* **WHAT THE TASK REQUIRES**:
Output each line of the entries below as a JSON list of strings, one string per line, with blank lines omitted. Leave the pictures out.

[Stored data entries]
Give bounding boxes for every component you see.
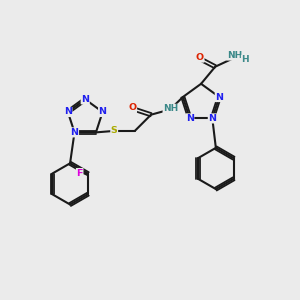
Text: N: N (186, 114, 194, 123)
Text: N: N (215, 92, 223, 101)
Text: N: N (208, 114, 216, 123)
Text: N: N (81, 95, 89, 104)
Text: H: H (242, 56, 249, 64)
Text: N: N (70, 128, 79, 137)
Text: N: N (64, 107, 72, 116)
Text: O: O (128, 103, 136, 112)
Text: NH: NH (163, 104, 178, 113)
Text: F: F (76, 169, 83, 178)
Text: S: S (111, 126, 118, 135)
Text: N: N (99, 107, 106, 116)
Text: NH: NH (227, 51, 242, 60)
Text: O: O (196, 53, 204, 62)
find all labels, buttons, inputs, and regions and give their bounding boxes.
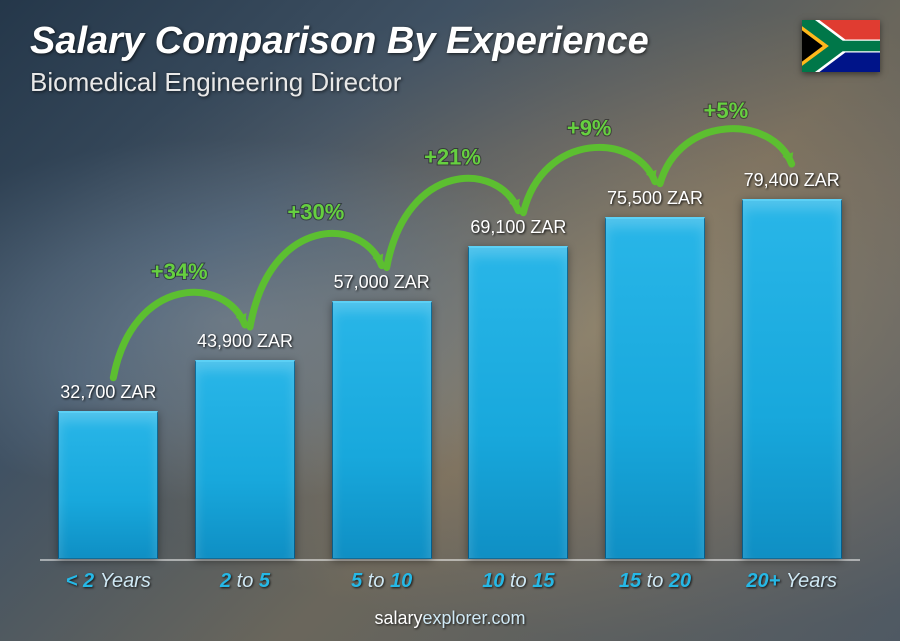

* **EXERCISE SOLUTION**:
[
  "Give bounding boxes for every component you see.",
  "Text: N: N (186, 114, 194, 123)",
  "Text: N: N (215, 92, 223, 101)",
  "Text: N: N (208, 114, 216, 123)",
  "Text: N: N (81, 95, 89, 104)",
  "Text: H: H (242, 56, 249, 64)",
  "Text: N: N (70, 128, 79, 137)",
  "Text: N: N (64, 107, 72, 116)",
  "Text: O: O (128, 103, 136, 112)",
  "Text: NH: NH (163, 104, 178, 113)",
  "Text: F: F (76, 169, 83, 178)",
  "Text: S: S (111, 126, 118, 135)",
  "Text: N: N (99, 107, 106, 116)",
  "Text: NH: NH (227, 51, 242, 60)",
  "Text: O: O (196, 53, 204, 62)",
  "find all labels, buttons, inputs, and regions and give their bounding boxes."
]